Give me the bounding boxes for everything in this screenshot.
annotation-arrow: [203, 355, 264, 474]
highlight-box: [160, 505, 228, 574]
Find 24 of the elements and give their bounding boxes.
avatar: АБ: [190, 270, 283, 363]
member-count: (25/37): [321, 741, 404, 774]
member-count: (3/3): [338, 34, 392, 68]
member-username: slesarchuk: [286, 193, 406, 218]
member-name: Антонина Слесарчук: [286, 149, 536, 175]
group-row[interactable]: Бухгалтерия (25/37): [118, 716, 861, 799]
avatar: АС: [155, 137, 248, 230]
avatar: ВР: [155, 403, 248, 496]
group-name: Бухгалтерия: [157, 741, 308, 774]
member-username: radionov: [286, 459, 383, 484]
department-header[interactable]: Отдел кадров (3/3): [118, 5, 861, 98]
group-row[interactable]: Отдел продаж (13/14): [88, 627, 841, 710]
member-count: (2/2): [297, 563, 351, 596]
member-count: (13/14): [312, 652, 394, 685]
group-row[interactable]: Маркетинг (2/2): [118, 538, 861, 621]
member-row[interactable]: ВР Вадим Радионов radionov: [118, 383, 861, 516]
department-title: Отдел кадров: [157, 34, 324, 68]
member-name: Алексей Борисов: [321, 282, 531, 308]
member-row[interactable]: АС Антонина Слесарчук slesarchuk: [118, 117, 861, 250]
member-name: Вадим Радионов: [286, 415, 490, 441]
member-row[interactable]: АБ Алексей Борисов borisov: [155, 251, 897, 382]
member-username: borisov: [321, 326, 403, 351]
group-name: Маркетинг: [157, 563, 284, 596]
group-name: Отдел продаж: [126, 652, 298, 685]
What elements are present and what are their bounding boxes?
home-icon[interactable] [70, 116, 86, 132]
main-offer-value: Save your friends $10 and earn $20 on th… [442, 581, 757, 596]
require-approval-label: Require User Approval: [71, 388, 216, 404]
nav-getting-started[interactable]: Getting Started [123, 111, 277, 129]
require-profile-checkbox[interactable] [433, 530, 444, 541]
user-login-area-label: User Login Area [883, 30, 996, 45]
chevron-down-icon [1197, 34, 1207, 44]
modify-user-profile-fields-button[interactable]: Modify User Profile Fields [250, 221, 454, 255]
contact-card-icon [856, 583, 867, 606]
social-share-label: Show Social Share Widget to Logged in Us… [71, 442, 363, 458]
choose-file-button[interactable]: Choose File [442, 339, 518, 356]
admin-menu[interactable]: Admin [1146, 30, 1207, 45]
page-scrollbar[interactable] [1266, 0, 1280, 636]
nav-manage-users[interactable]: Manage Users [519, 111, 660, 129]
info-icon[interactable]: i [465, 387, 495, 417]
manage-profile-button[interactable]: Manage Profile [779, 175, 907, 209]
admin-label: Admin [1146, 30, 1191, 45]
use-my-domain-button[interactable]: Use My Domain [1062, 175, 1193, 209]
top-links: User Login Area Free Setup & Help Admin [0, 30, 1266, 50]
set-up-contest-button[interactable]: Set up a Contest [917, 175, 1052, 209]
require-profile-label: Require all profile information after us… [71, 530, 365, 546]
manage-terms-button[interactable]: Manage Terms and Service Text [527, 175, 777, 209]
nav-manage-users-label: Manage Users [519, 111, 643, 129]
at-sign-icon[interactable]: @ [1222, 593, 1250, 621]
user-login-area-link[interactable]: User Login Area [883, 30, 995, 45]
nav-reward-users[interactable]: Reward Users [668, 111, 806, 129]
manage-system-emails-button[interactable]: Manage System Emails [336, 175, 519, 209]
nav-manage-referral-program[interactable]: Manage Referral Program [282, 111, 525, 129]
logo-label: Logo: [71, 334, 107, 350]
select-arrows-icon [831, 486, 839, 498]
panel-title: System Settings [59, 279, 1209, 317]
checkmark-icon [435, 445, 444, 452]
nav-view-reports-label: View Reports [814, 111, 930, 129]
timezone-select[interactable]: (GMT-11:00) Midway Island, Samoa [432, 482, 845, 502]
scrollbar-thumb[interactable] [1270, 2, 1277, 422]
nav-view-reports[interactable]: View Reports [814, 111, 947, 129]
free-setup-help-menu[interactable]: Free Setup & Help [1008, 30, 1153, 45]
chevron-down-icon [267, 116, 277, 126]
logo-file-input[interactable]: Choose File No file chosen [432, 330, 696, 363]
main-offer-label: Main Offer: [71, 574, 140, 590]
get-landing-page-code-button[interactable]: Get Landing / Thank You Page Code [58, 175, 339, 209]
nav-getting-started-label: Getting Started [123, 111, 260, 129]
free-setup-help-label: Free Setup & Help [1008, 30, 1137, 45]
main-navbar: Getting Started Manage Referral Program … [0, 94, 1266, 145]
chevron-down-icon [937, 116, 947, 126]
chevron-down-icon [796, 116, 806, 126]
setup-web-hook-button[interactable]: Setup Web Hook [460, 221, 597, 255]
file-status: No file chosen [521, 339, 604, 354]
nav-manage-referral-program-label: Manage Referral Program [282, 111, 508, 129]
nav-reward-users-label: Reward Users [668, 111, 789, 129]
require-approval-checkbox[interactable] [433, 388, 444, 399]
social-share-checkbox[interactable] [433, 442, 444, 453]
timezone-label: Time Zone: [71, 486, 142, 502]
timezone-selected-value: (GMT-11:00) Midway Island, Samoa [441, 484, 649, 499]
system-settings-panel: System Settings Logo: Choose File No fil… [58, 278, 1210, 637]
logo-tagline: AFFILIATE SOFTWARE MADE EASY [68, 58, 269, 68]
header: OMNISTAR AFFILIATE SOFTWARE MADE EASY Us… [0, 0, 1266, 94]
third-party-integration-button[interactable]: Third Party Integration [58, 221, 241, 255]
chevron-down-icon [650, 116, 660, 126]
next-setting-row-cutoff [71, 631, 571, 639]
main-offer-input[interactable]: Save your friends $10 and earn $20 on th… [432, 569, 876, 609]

▶ [EXERCISE]: Render every line above as a Markdown table with the columns No. and Line, one numbered row per line, and leave out any blank lines.

▶ [SOLUTION TO THIS PROBLEM]:
| No. | Line |
|---|---|
| 1 | Give me the bounding boxes for everything in this screenshot. |
| 2 | annotation-arrow: [203, 355, 264, 474] |
| 3 | highlight-box: [160, 505, 228, 574] |
| 4 | Find 24 of the elements and give their bounding boxes. |
| 5 | avatar: АБ: [190, 270, 283, 363] |
| 6 | member-count: (25/37): [321, 741, 404, 774] |
| 7 | member-count: (3/3): [338, 34, 392, 68] |
| 8 | member-username: slesarchuk: [286, 193, 406, 218] |
| 9 | member-name: Антонина Слесарчук: [286, 149, 536, 175] |
| 10 | group-row[interactable]: Бухгалтерия (25/37): [118, 716, 861, 799] |
| 11 | avatar: АС: [155, 137, 248, 230] |
| 12 | avatar: ВР: [155, 403, 248, 496] |
| 13 | group-name: Бухгалтерия: [157, 741, 308, 774] |
| 14 | member-username: radionov: [286, 459, 383, 484] |
| 15 | department-header[interactable]: Отдел кадров (3/3): [118, 5, 861, 98] |
| 16 | group-row[interactable]: Отдел продаж (13/14): [88, 627, 841, 710] |
| 17 | member-count: (2/2): [297, 563, 351, 596] |
| 18 | member-count: (13/14): [312, 652, 394, 685] |
| 19 | group-row[interactable]: Маркетинг (2/2): [118, 538, 861, 621] |
| 20 | member-row[interactable]: ВР Вадим Радионов radionov: [118, 383, 861, 516] |
| 21 | department-title: Отдел кадров: [157, 34, 324, 68] |
| 22 | member-name: Алексей Борисов: [321, 282, 531, 308] |
| 23 | member-row[interactable]: АС Антонина Слесарчук slesarchuk: [118, 117, 861, 250] |
| 24 | member-name: Вадим Радионов: [286, 415, 490, 441] |
| 25 | member-row[interactable]: АБ Алексей Борисов borisov: [155, 251, 897, 382] |
| 26 | member-username: borisov: [321, 326, 403, 351] |
| 27 | group-name: Маркетинг: [157, 563, 284, 596] |
| 28 | group-name: Отдел продаж: [126, 652, 298, 685] |
| 29 | What elements are present and what are their bounding boxes? |
| 30 | home-icon[interactable] [70, 116, 86, 132] |
| 31 | main-offer-value: Save your friends $10 and earn $20 on th… [442, 581, 757, 596] |
| 32 | require-approval-label: Require User Approval: [71, 388, 216, 404] |
| 33 | nav-getting-started[interactable]: Getting Started [123, 111, 277, 129] |
| 34 | require-profile-checkbox[interactable] [433, 530, 444, 541] |
| 35 | user-login-area-label: User Login Area [883, 30, 996, 45] |
| 36 | chevron-down-icon [1197, 34, 1207, 44] |
| 37 | modify-user-profile-fields-button[interactable]: Modify User Profile Fields [250, 221, 454, 255] |
| 38 | contact-card-icon [856, 583, 867, 606] |
| 39 | social-share-label: Show Social Share Widget to Logged in Us… [71, 442, 363, 458] |
| 40 | choose-file-button[interactable]: Choose File [442, 339, 518, 356] |
| 41 | admin-menu[interactable]: Admin [1146, 30, 1207, 45] |
| 42 | page-scrollbar[interactable] [1266, 0, 1280, 636] |
| 43 | nav-manage-users[interactable]: Manage Users [519, 111, 660, 129] |
| 44 | info-icon[interactable]: i [465, 387, 495, 417] |
| 45 | manage-profile-button[interactable]: Manage Profile [779, 175, 907, 209] |
| 46 | admin-label: Admin [1146, 30, 1191, 45] |
| 47 | use-my-domain-button[interactable]: Use My Domain [1062, 175, 1193, 209] |
| 48 | top-links: User Login Area Free Setup & Help Admin [0, 30, 1266, 50] |
| 49 | set-up-contest-button[interactable]: Set up a Contest [917, 175, 1052, 209] |
| 50 | require-profile-label: Require all profile information after us… [71, 530, 365, 546] |
| 51 | manage-terms-button[interactable]: Manage Terms and Service Text [527, 175, 777, 209] |
| 52 | nav-manage-users-label: Manage Users [519, 111, 643, 129] |
| 53 | at-sign-icon[interactable]: @ [1222, 593, 1250, 621] |
| 54 | user-login-area-link[interactable]: User Login Area [883, 30, 995, 45] |
| 55 | nav-reward-users[interactable]: Reward Users [668, 111, 806, 129] |
| 56 | manage-system-emails-button[interactable]: Manage System Emails [336, 175, 519, 209] |
| 57 | nav-manage-referral-program[interactable]: Manage Referral Program [282, 111, 525, 129] |
| 58 | logo-label: Logo: [71, 334, 107, 350] |
| 59 | select-arrows-icon [831, 486, 839, 498] |
| 60 | panel-title: System Settings [59, 279, 1209, 317] |
| 61 | checkmark-icon [435, 445, 444, 452] |
| 62 | nav-view-reports-label: View Reports [814, 111, 930, 129] |
| 63 | timezone-select[interactable]: (GMT-11:00) Midway Island, Samoa [432, 482, 845, 502] |
| 64 | scrollbar-thumb[interactable] [1270, 2, 1277, 422] |
| 65 | nav-view-reports[interactable]: View Reports [814, 111, 947, 129] |
| 66 | free-setup-help-menu[interactable]: Free Setup & Help [1008, 30, 1153, 45] |
| 67 | chevron-down-icon [267, 116, 277, 126] |
| 68 | logo-file-input[interactable]: Choose File No file chosen [432, 330, 696, 363] |
| 69 | main-offer-label: Main Offer: [71, 574, 140, 590] |
| 70 | get-landing-page-code-button[interactable]: Get Landing / Thank You Page Code [58, 175, 339, 209] |
| 71 | nav-getting-started-label: Getting Started [123, 111, 260, 129] |
| 72 | free-setup-help-label: Free Setup & Help [1008, 30, 1137, 45] |
| 73 | main-navbar: Getting Started Manage Referral Program … [0, 94, 1266, 145] |
| 74 | chevron-down-icon [937, 116, 947, 126] |
| 75 | chevron-down-icon [796, 116, 806, 126] |
| 76 | setup-web-hook-button[interactable]: Setup Web Hook [460, 221, 597, 255] |
| 77 | file-status: No file chosen [521, 339, 604, 354] |
| 78 | nav-manage-referral-program-label: Manage Referral Program [282, 111, 508, 129] |
| 79 | nav-reward-users-label: Reward Users [668, 111, 789, 129] |
| 80 | require-approval-checkbox[interactable] [433, 388, 444, 399] |
| 81 | social-share-checkbox[interactable] [433, 442, 444, 453] |
| 82 | timezone-label: Time Zone: [71, 486, 142, 502] |
| 83 | timezone-selected-value: (GMT-11:00) Midway Island, Samoa [441, 484, 649, 499] |
| 84 | system-settings-panel: System Settings Logo: Choose File No fil… [58, 278, 1210, 637] |
| 85 | logo-tagline: AFFILIATE SOFTWARE MADE EASY [68, 58, 269, 68] |
| 86 | header: OMNISTAR AFFILIATE SOFTWARE MADE EASY Us… [0, 0, 1266, 94] |
| 87 | third-party-integration-button[interactable]: Third Party Integration [58, 221, 241, 255] |
| 88 | chevron-down-icon [650, 116, 660, 126] |
| 89 | next-setting-row-cutoff [71, 631, 571, 639] |
| 90 | main-offer-input[interactable]: Save your friends $10 and earn $20 on th… [432, 569, 876, 609] |